Search the entries for the word "this" and pull out each line that has it.

※

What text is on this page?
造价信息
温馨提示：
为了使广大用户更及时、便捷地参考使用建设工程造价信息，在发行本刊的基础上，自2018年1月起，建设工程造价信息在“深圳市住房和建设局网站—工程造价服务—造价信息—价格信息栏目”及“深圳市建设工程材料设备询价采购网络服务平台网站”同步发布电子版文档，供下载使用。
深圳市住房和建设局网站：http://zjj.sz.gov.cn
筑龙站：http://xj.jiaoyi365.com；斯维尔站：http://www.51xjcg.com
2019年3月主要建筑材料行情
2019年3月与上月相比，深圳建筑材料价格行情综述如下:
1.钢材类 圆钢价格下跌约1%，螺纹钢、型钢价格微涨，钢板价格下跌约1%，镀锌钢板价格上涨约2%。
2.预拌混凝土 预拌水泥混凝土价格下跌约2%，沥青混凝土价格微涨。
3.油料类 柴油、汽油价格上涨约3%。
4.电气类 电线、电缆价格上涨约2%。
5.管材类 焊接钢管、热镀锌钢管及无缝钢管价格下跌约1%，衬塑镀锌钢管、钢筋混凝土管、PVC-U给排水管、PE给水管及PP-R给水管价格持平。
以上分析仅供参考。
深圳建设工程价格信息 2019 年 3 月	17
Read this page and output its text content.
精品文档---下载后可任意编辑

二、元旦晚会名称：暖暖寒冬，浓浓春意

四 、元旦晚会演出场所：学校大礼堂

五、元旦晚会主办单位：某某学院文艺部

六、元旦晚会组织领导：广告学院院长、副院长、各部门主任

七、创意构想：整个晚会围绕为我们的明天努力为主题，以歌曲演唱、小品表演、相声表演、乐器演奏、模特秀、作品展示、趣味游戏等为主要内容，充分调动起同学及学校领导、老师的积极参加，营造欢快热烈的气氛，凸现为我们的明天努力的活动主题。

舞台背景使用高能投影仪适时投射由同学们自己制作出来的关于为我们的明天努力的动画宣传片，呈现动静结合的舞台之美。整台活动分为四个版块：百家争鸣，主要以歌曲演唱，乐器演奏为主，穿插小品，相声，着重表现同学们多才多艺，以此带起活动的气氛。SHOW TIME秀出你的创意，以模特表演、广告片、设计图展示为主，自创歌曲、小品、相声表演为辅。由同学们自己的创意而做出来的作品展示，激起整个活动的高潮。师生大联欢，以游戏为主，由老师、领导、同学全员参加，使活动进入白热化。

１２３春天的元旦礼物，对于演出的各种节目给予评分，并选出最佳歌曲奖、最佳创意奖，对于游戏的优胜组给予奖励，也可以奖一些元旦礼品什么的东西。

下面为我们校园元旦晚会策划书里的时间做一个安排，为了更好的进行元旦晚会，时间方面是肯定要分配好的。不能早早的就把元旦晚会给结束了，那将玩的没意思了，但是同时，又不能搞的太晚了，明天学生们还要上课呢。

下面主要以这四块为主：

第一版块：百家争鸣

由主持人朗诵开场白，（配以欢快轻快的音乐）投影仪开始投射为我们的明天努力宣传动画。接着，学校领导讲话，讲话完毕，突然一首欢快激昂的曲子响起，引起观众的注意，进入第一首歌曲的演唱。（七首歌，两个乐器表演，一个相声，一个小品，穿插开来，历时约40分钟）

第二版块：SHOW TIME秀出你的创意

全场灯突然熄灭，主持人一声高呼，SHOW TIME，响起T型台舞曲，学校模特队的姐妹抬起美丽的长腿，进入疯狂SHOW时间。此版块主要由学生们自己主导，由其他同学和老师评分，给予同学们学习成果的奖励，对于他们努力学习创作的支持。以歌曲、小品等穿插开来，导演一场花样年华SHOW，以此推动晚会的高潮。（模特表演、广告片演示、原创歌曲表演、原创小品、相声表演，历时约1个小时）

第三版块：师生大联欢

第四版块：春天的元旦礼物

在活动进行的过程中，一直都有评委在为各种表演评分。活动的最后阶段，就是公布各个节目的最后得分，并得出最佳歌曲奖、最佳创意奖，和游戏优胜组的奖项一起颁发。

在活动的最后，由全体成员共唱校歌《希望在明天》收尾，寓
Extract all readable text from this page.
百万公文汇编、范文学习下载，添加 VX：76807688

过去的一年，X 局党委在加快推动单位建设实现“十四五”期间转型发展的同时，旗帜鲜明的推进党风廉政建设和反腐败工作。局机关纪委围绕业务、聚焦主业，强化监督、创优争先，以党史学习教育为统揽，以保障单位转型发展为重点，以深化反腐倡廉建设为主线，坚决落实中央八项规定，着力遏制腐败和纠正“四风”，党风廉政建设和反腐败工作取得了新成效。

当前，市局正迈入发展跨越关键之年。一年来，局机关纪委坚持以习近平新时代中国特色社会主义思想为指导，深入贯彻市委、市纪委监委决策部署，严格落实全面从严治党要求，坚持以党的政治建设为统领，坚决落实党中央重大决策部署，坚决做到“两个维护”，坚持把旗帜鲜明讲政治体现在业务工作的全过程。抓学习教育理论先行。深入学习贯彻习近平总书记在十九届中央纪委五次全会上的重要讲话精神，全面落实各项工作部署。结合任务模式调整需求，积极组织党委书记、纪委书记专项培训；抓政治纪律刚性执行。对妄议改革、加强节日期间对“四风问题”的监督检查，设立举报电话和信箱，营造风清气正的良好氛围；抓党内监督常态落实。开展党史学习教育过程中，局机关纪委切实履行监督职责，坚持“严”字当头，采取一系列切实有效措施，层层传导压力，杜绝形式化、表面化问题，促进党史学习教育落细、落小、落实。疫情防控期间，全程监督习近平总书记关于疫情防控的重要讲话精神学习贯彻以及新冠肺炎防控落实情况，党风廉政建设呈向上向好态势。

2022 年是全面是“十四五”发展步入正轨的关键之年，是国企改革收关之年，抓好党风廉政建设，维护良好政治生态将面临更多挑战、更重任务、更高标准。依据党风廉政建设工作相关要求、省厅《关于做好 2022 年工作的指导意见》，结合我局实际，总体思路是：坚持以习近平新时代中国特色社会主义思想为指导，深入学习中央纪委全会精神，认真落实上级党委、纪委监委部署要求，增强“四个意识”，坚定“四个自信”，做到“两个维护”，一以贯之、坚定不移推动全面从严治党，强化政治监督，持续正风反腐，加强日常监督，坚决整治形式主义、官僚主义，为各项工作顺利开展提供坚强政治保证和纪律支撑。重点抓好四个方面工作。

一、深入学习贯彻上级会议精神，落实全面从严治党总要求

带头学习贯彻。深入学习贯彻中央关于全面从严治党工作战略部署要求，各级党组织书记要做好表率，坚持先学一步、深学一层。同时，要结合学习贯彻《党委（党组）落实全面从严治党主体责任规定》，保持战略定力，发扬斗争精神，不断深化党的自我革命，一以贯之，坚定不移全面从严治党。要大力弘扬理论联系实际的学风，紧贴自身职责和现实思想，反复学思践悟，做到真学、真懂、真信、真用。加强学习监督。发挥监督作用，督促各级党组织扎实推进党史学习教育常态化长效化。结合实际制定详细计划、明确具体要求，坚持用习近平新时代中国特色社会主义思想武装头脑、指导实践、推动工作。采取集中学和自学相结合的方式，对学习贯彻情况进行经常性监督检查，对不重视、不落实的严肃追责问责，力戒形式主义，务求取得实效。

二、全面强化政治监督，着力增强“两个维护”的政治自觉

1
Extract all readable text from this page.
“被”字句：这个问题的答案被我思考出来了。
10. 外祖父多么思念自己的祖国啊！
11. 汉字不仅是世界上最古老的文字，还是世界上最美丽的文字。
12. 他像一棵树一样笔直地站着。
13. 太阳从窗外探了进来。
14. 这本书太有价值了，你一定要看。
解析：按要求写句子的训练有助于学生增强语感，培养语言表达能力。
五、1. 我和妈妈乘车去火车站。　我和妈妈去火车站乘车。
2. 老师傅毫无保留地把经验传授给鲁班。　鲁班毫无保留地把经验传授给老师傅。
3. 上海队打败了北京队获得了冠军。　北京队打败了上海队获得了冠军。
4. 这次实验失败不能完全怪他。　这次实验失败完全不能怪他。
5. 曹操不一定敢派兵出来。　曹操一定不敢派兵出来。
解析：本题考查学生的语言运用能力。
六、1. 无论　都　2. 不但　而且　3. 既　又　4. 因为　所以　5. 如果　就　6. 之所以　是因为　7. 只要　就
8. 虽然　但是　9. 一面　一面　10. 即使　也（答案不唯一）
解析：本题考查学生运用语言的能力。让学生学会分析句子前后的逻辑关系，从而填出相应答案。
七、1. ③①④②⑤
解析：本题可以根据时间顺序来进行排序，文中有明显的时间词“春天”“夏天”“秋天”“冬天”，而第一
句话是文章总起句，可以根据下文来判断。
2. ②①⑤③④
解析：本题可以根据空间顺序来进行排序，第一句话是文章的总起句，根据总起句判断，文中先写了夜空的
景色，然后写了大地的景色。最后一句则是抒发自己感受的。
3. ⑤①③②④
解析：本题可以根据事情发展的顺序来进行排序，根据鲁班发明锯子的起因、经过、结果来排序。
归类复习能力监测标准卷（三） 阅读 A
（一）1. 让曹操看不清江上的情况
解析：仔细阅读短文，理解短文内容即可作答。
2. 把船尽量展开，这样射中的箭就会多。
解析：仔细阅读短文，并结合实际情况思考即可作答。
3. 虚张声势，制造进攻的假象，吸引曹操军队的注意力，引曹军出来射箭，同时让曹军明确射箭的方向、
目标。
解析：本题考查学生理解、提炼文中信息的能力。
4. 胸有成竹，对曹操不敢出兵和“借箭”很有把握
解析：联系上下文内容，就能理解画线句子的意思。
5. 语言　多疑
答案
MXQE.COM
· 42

※

Written answer>
What text is on this page?
Read this page and output its text content.
Extract all readable text from this page.
Extract all readable text from this page.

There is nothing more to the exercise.